*WORK TO DO*: Exactly as written, transcribe the lines that run from the one containing "What does this" to the end of the records below.

*LISTING*:
— begin —

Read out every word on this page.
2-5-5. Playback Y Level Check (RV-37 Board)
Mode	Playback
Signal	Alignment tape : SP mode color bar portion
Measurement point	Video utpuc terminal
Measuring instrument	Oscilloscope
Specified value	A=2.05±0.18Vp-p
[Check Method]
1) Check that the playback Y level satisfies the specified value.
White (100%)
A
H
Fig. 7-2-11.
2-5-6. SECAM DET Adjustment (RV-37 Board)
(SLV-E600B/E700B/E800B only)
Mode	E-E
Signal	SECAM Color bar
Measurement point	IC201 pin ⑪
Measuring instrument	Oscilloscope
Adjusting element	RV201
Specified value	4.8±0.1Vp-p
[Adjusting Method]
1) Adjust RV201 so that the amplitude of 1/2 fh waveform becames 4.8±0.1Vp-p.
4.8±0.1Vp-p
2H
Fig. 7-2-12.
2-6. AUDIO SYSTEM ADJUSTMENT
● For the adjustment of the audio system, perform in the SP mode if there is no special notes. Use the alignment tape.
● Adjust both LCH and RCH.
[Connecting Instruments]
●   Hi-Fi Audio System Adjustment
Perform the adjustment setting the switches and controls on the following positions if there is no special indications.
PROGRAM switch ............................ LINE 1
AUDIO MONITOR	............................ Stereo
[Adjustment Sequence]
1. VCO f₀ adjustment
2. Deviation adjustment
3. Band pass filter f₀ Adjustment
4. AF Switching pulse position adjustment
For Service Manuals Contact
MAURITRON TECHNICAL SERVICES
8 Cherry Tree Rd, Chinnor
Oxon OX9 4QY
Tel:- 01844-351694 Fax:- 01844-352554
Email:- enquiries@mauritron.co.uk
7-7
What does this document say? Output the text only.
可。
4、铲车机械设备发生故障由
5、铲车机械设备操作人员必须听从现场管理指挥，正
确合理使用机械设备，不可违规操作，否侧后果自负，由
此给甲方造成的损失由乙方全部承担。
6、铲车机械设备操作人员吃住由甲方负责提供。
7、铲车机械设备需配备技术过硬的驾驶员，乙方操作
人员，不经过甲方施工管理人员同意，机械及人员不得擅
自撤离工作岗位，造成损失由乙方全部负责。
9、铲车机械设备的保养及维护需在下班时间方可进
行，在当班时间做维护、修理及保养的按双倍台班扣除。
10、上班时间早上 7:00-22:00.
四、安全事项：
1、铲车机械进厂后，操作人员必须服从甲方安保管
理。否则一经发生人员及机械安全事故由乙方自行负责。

— end —

*ANSWER TO THE EXERCISE*:
What does this document say? Output the text only.
可。
4、铲车机械设备发生故障由
5、铲车机械设备操作人员必须听从现场管理指挥，正
确合理使用机械设备，不可违规操作，否侧后果自负，由
此给甲方造成的损失由乙方全部承担。
6、铲车机械设备操作人员吃住由甲方负责提供。
7、铲车机械设备需配备技术过硬的驾驶员，乙方操作
人员，不经过甲方施工管理人员同意，机械及人员不得擅
自撤离工作岗位，造成损失由乙方全部负责。
9、铲车机械设备的保养及维护需在下班时间方可进
行，在当班时间做维护、修理及保养的按双倍台班扣除。
10、上班时间早上 7:00-22:00.
四、安全事项：
1、铲车机械进厂后，操作人员必须服从甲方安保管
理。否则一经发生人员及机械安全事故由乙方自行负责。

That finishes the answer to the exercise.